Supplied text |
— START —
Monday, January 26, 2009

Daily Sources 1/26

1. Rebecca Wilder at News N Economics argues that the UK and US economies are both facing impending debt disasters. The UK posted a 1.5% contraction in the fourth quarter, roughly a 6% contraction annualized and the US is expected to post a 5.5% decline for the year ended December. She graphs the GDP growth of both countries against each other:

Ms. Wilder also provides graphs of the housing bubbles in the UK and US relative to each other.
"It is obvious that both housing markets were (and still are) overvalued. The peak of the U.S. bubble--1.2--saw a 20% appreciation in home values relative to rents from in just two years (2004-2006)--that is a nice bubble!

At this point, the outlook in for both economies is rather dismal. It probably won't start 'feeling better' until the latter part of this year--and that is far from guaranteed."
Worth a look. Meanwhile, Bob Willis at Bloomberg reports that US house sales were down 3.5% on the year in December, but up 6.5% from November. Home resales were down 13% in December from a year earlier.

Brad Setser at Follow the Money reports that there are no bright spots elsewhere in the global economy. China, he says, is "really slowing."
"Stephen Green of Standard Chartered has constructed an indicator of Chinese economic activity that isn’t based on the government’s reported GDP data. It suggests a far bigger fall in Chinese output than in 1998."
The following graph is courtesy of Setser who reproduced it with permission from Green:

He also reports that South Korean GDP contracted at an annualized rate of 20.8% according to JP Morgan. Brazil, Russia and India, of course, are not doing much better. Worth reading in full. On Sunday, Alan Beattie at the Financial Times reported that the IMF will cut its forecast of global growth to 1 - 1.5% from its current forecast of 2.2% growth.

In the meantime, Tetsushi Takahashi at Nikkei reports that calls are growing in Beijing to reduce holdings of US treasuries, given that the stimulus plans being called for should adversely affect them.
"'China should sell some of its US government bonds and increase its euro and yen assets,' Yu Yongding, a former member of the People's Bank of China's policy board, wrote in a Chinese newspaper earlier this month. Yu warned that the supply of Treasuries may far exceed demand in the future."
(h/t Chuck Butler at the Daily Pfenning.) Meanwhile, James Quin at the UK Telegraph reports that the US might end it biannual economic dialogue with Beijing known as the US-China Strategic Economic Dialogue. The Wall Street Journal wades into the fray with an op ed from Bret Swanson of the Progress & Freedom Foundation, who argues that the dollar-yuan link has been a great boon to world prosperity. Well worth reading in full.

So it is in that context then, that Calculated Risk published a set of trade deficit graphs on Saturday which establish that outside of oil the US trade deficit has been falling since 2006.


The post is well worth a look. I would add that oil costs accounted for 50% of freight costs as of May 2007. It thus stands to reason that as the oil price falls, imports might become more attractive in the US, given that some comparative advantages would re-assert themselves.
— END —
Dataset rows
— START —
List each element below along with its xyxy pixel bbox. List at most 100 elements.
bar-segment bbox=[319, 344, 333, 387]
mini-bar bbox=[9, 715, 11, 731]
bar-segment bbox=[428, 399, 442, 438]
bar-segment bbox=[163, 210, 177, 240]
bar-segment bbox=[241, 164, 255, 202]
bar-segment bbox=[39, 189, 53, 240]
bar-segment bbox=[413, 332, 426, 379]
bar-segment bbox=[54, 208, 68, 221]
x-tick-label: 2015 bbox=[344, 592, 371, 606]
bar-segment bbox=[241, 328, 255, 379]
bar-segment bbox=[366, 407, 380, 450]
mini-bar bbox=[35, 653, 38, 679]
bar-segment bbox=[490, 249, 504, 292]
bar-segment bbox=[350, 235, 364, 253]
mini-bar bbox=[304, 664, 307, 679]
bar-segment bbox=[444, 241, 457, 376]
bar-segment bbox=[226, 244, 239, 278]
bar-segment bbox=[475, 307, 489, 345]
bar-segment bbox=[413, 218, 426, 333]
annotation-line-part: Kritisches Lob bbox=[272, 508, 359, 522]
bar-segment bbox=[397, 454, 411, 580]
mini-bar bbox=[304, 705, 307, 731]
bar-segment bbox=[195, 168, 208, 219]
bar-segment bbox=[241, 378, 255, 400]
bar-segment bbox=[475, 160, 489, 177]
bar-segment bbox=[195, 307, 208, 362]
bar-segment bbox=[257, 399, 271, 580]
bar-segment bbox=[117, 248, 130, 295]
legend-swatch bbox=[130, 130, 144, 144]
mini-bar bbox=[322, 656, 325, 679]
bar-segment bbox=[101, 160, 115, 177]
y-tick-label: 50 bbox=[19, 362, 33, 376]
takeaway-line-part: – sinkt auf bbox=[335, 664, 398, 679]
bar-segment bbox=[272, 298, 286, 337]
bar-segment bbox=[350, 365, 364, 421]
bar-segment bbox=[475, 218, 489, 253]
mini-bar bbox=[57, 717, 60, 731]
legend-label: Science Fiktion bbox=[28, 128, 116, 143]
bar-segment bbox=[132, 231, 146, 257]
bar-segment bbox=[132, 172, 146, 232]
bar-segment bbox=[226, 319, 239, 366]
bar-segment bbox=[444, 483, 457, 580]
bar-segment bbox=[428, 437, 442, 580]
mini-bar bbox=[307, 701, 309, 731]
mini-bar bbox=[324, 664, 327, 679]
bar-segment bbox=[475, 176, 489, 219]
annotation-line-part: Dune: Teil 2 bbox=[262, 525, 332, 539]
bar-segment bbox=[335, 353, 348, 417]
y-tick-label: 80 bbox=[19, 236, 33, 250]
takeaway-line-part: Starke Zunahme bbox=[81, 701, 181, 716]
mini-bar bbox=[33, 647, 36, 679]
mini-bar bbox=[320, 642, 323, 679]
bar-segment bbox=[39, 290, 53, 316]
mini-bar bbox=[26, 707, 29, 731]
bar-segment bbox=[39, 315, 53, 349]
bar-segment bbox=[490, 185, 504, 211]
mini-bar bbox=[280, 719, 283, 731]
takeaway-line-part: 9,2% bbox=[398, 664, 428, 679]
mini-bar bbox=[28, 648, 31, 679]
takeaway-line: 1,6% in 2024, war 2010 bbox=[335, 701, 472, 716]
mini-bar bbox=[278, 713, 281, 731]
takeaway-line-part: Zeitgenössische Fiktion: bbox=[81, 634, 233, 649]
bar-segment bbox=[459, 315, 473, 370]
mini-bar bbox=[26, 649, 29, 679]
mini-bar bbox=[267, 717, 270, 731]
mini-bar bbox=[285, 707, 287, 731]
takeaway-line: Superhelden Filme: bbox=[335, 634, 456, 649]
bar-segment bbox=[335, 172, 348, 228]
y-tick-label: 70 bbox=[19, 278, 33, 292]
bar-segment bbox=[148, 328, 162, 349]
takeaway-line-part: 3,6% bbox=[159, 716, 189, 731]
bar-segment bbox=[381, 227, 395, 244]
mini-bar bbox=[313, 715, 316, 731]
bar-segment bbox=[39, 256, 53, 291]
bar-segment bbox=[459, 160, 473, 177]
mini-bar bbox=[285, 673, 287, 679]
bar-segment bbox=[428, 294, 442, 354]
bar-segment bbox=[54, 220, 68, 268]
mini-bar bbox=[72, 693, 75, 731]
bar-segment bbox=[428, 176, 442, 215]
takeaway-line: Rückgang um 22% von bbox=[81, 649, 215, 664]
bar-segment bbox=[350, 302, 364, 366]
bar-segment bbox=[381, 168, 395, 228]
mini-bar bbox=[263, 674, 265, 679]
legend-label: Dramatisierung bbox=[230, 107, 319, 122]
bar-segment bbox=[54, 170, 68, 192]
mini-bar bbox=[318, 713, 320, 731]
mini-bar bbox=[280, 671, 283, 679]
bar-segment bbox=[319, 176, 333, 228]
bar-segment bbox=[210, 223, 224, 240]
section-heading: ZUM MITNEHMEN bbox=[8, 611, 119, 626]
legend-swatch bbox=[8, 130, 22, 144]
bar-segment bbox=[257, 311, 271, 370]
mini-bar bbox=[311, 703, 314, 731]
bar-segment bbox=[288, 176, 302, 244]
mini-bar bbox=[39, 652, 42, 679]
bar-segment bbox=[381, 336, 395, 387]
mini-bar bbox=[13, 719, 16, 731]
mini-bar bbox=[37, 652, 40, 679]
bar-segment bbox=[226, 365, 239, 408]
— END —
Directives |
(a) Answer these questions using the Daily Sources post.
(i) By what percentage did the UK economy contract in the fourth quarter?
(ii) According to JP Morgan, at what annualized rate did South Korean GDP contract?
(iii) As of May 2007, what share of freight costs did oil costs account for?
(b) Carry on the Daily Sources post from its final sentence, which ends "given that some comparative advantages would re-assert themselves."
The dataset rows have no connection to the Daily Sources post.

Answers to each task |
(a)
(i) 1.5%
(ii) 20.8%
(iii) 50%

(b)
2. Osamu Tsukimori and James Topham at Reuters report that Idemitsu Kosan is looking to export surplus petroleum products produced at their domestic refineries to China. Idemitsu figures it will likely need to double its exports in order to exploit its surplus capacity on dropping oil consumption--which is partially due to an aging population.

3. On Friday, the Free Exchange blog hosted by the Economist had a post asking whether or not being part of the European Monetary Union would act as "golden fetters," that is affecting member nations much as the gold standard punished nations during the Great Depression. In summary, in his book Golden Fetters, Barry Eichengreen argues that the need to maintain convertibility for nations on the gold standard constrained their monetary policy responses to the Great Depression. The sooner a nation abandoned the gold standard, the sooner it exited the depression. Martin Feldstein argues that the euro might operate today just as the gold standard did then.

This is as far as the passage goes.